__GOAL__: Pick out the lines below with "other" and list them.

__RECORDS FOR THIS TASK__:
++++

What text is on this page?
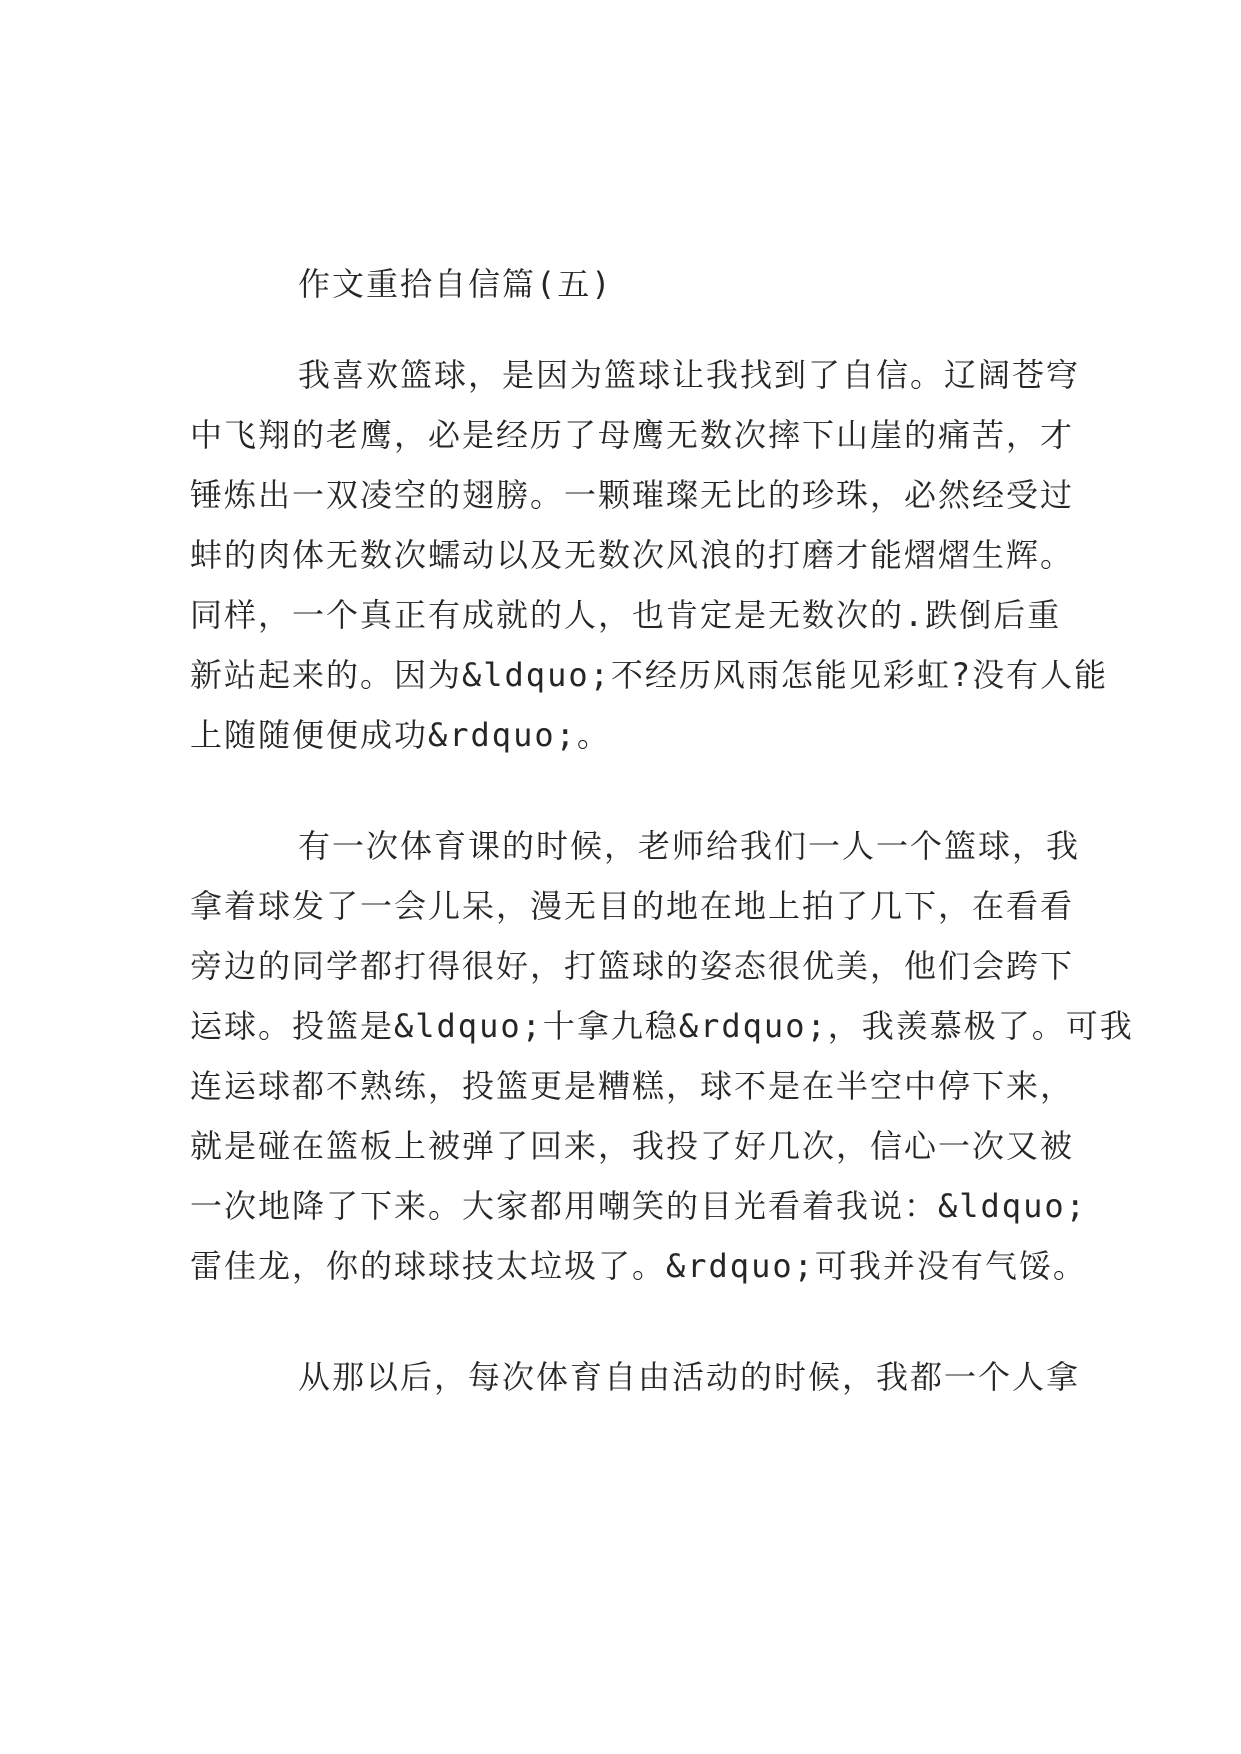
作文重拾自信篇(五)
我喜欢篮球，是因为篮球让我找到了自信。辽阔苍穹
中飞翔的老鹰，必是经历了母鹰无数次摔下山崖的痛苦，才
锤炼出一双凌空的翅膀。一颗璀璨无比的珍珠，必然经受过
蚌的肉体无数次蠕动以及无数次风浪的打磨才能熠熠生辉。
同样，一个真正有成就的人，也肯定是无数次的.跌倒后重
新站起来的。因为&ldquo;不经历风雨怎能见彩虹?没有人能
上随随便便成功&rdquo;。
有一次体育课的时候，老师给我们一人一个篮球，我
拿着球发了一会儿呆，漫无目的地在地上拍了几下，在看看
旁边的同学都打得很好，打篮球的姿态很优美，他们会跨下
运球。投篮是&ldquo;十拿九稳&rdquo;，我羡慕极了。可我
连运球都不熟练，投篮更是糟糕，球不是在半空中停下来，
就是碰在篮板上被弹了回来，我投了好几次，信心一次又被
一次地降了下来。大家都用嘲笑的目光看着我说：&ldquo;
雷佳龙，你的球球技太垃圾了。&rdquo;可我并没有气馁。
从那以后，每次体育自由活动的时候，我都一个人拿
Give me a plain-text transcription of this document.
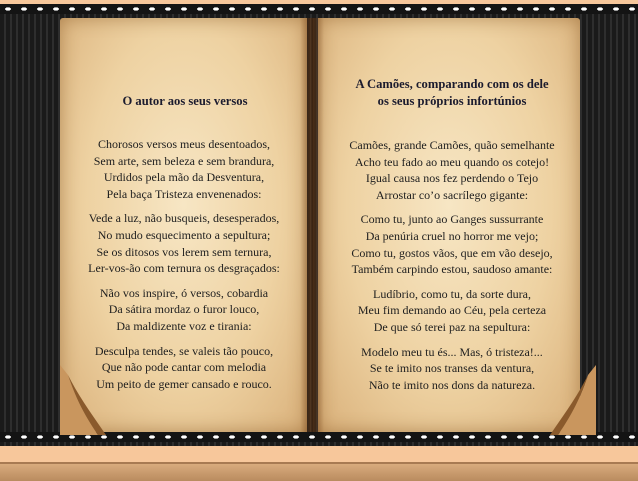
O autor aos seus versos
Chorosos versos meus desentoados,
Sem arte, sem beleza e sem brandura,
Urdidos pela mão da Desventura,
Pela baça Tristeza envenenados:
Vede a luz, não busqueis, desesperados,
No mudo esquecimento a sepultura;
Se os ditosos vos lerem sem ternura,
Ler-vos-ão com ternura os desgraçados:
Não vos inspire, ó versos, cobardia
Da sátira mordaz o furor louco,
Da maldizente voz e tirania:
Desculpa tendes, se valeis tão pouco,
Que não pode cantar com melodia
Um peito de gemer cansado e rouco.
A Camões, comparando com os dele
os seus próprios infortúnios
Camões, grande Camões, quão semelhante
Acho teu fado ao meu quando os cotejo!
Igual causa nos fez perdendo o Tejo
Arrostar co’o sacrílego gigante:
Como tu, junto ao Ganges sussurrante
Da penúria cruel no horror me vejo;
Como tu, gostos vãos, que em vão desejo,
Também carpindo estou, saudoso amante:
Ludíbrio, como tu, da sorte dura,
Meu fim demando ao Céu, pela certeza
De que só terei paz na sepultura:
Modelo meu tu és... Mas, ó tristeza!...
Se te imito nos transes da ventura,
Não te imito nos dons da natureza.
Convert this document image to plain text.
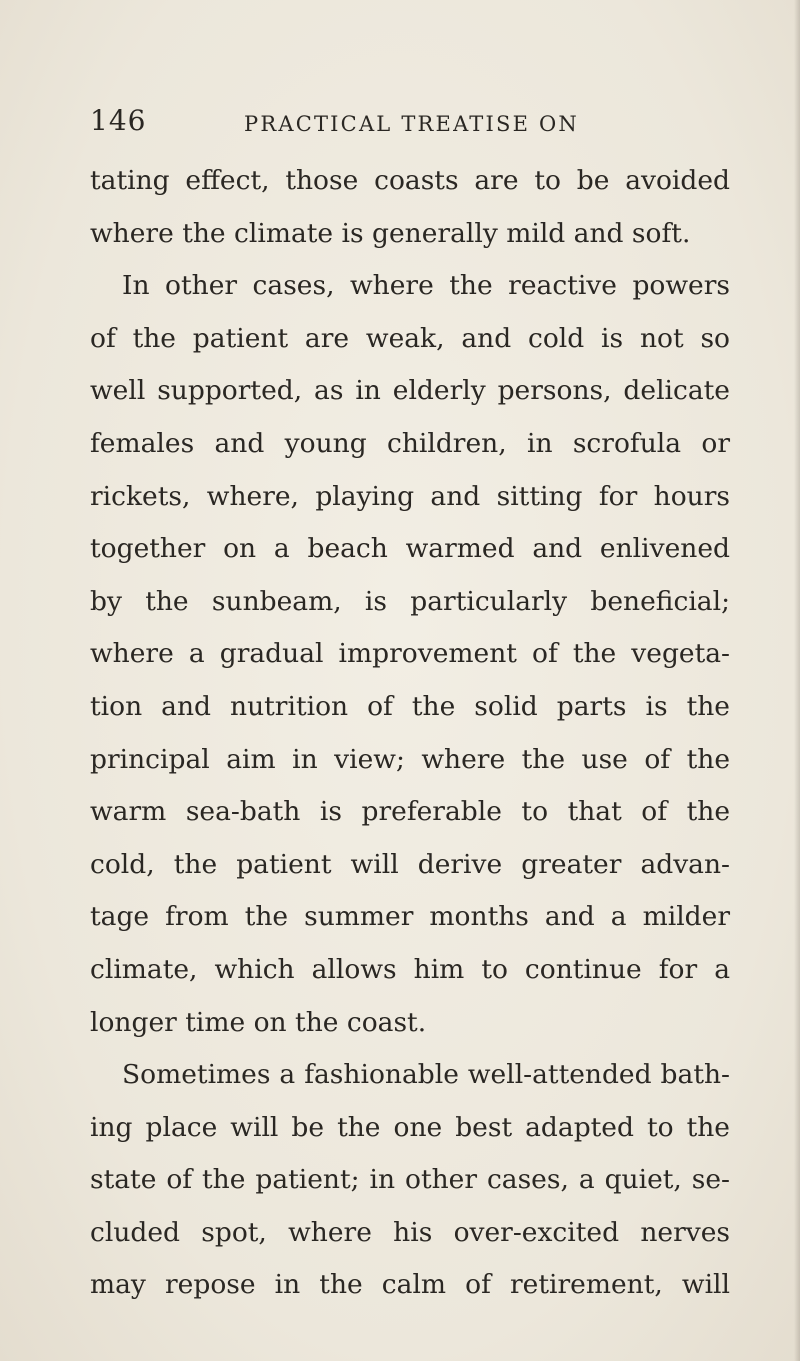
146	PRACTICAL TREATISE ON
tating effect, those coasts are to be avoided
where the climate is generally mild and soft.
In other cases, where the reactive powers
of the patient are weak, and cold is not so
well supported, as in elderly persons, delicate
females and young children, in scrofula or
rickets, where, playing and sitting for hours
together on a beach warmed and enlivened
by the sunbeam, is particularly beneficial;
where a gradual improvement of the vegeta-
tion and nutrition of the solid parts is the
principal aim in view; where the use of the
warm sea-bath is preferable to that of the
cold, the patient will derive greater advan-
tage from the summer months and a milder
climate, which allows him to continue for a
longer time on the coast.
Sometimes a fashionable well-attended bath-
ing place will be the one best adapted to the
state of the patient; in other cases, a quiet, se-
cluded spot, where his over-excited nerves
may repose in the calm of retirement, will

++++

__WRITTEN REPLY__:
In other cases, where the reactive powers
state of the patient; in other cases, a quiet, se-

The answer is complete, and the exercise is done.